#### What to work on
All of the data below must be repeated exactly.

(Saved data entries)
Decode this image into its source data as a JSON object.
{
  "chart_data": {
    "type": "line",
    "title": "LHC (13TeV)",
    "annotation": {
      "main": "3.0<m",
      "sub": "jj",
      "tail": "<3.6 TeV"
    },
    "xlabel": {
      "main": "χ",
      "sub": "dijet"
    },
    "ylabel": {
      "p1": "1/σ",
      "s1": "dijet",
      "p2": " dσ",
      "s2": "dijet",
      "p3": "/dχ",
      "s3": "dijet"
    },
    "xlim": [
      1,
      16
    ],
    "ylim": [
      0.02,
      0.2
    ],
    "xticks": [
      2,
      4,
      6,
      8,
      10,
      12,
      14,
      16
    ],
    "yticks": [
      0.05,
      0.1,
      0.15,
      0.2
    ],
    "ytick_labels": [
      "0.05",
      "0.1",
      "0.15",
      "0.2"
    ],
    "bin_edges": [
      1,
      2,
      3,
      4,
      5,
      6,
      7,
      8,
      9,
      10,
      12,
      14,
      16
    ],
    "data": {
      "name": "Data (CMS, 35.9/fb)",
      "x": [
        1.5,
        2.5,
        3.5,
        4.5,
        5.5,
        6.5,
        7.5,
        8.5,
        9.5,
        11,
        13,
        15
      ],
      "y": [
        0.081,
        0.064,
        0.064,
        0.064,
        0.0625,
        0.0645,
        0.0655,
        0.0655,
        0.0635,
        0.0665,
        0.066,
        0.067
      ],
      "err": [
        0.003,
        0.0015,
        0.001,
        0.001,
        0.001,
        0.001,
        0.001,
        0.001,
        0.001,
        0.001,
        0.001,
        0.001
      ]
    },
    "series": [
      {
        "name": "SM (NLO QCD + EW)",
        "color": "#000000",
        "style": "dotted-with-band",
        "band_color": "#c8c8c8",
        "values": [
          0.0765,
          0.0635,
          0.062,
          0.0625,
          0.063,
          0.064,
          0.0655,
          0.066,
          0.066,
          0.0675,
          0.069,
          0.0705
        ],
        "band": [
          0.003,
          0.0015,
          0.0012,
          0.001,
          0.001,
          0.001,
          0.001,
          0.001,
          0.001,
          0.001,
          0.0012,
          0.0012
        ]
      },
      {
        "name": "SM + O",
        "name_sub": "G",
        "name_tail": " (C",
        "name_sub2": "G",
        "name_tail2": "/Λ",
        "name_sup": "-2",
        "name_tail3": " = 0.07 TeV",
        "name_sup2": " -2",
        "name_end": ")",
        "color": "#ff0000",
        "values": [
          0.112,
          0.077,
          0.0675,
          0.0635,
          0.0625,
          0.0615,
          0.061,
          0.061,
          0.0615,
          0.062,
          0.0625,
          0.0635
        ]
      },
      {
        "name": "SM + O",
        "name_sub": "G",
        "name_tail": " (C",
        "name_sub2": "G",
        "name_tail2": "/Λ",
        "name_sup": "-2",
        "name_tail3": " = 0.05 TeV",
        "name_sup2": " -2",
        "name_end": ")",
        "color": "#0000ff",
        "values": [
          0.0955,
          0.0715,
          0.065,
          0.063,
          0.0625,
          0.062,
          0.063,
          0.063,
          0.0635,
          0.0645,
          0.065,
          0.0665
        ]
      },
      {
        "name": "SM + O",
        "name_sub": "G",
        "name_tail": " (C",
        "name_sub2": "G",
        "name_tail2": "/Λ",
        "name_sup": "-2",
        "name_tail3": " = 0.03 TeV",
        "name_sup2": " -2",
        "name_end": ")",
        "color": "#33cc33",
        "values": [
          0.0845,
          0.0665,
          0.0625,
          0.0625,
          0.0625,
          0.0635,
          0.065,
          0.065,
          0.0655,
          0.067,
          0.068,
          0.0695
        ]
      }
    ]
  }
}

#### Completed exercise
Decode this image into its source data as a JSON object.
{
  "chart_data": {
    "type": "line",
    "title": "LHC (13TeV)",
    "annotation": {
      "main": "3.0<m",
      "sub": "jj",
      "tail": "<3.6 TeV"
    },
    "xlabel": {
      "main": "χ",
      "sub": "dijet"
    },
    "ylabel": {
      "p1": "1/σ",
      "s1": "dijet",
      "p2": " dσ",
      "s2": "dijet",
      "p3": "/dχ",
      "s3": "dijet"
    },
    "xlim": [
      1,
      16
    ],
    "ylim": [
      0.02,
      0.2
    ],
    "xticks": [
      2,
      4,
      6,
      8,
      10,
      12,
      14,
      16
    ],
    "yticks": [
      0.05,
      0.1,
      0.15,
      0.2
    ],
    "ytick_labels": [
      "0.05",
      "0.1",
      "0.15",
      "0.2"
    ],
    "bin_edges": [
      1,
      2,
      3,
      4,
      5,
      6,
      7,
      8,
      9,
      10,
      12,
      14,
      16
    ],
    "data": {
      "name": "Data (CMS, 35.9/fb)",
      "x": [
        1.5,
        2.5,
        3.5,
        4.5,
        5.5,
        6.5,
        7.5,
        8.5,
        9.5,
        11,
        13,
        15
      ],
      "y": [
        0.081,
        0.064,
        0.064,
        0.064,
        0.0625,
        0.0645,
        0.0655,
        0.0655,
        0.0635,
        0.0665,
        0.066,
        0.067
      ],
      "err": [
        0.003,
        0.0015,
        0.001,
        0.001,
        0.001,
        0.001,
        0.001,
        0.001,
        0.001,
        0.001,
        0.001,
        0.001
      ]
    },
    "series": [
      {
        "name": "SM (NLO QCD + EW)",
        "color": "#000000",
        "style": "dotted-with-band",
        "band_color": "#c8c8c8",
        "values": [
          0.0765,
          0.0635,
          0.062,
          0.0625,
          0.063,
          0.064,
          0.0655,
          0.066,
          0.066,
          0.0675,
          0.069,
          0.0705
        ],
        "band": [
          0.003,
          0.0015,
          0.0012,
          0.001,
          0.001,
          0.001,
          0.001,
          0.001,
          0.001,
          0.001,
          0.0012,
          0.0012
        ]
      },
      {
        "name": "SM + O",
        "name_sub": "G",
        "name_tail": " (C",
        "name_sub2": "G",
        "name_tail2": "/Λ",
        "name_sup": "-2",
        "name_tail3": " = 0.07 TeV",
        "name_sup2": " -2",
        "name_end": ")",
        "color": "#ff0000",
        "values": [
          0.112,
          0.077,
          0.0675,
          0.0635,
          0.0625,
          0.0615,
          0.061,
          0.061,
          0.0615,
          0.062,
          0.0625,
          0.0635
        ]
      },
      {
        "name": "SM + O",
        "name_sub": "G",
        "name_tail": " (C",
        "name_sub2": "G",
        "name_tail2": "/Λ",
        "name_sup": "-2",
        "name_tail3": " = 0.05 TeV",
        "name_sup2": " -2",
        "name_end": ")",
        "color": "#0000ff",
        "values": [
          0.0955,
          0.0715,
          0.065,
          0.063,
          0.0625,
          0.062,
          0.063,
          0.063,
          0.0635,
          0.0645,
          0.065,
          0.0665
        ]
      },
      {
        "name": "SM + O",
        "name_sub": "G",
        "name_tail": " (C",
        "name_sub2": "G",
        "name_tail2": "/Λ",
        "name_sup": "-2",
        "name_tail3": " = 0.03 TeV",
        "name_sup2": " -2",
        "name_end": ")",
        "color": "#33cc33",
        "values": [
          0.0845,
          0.0665,
          0.0625,
          0.0625,
          0.0625,
          0.0635,
          0.065,
          0.065,
          0.0655,
          0.067,
          0.068,
          0.0695
        ]
      }
    ]
  }
}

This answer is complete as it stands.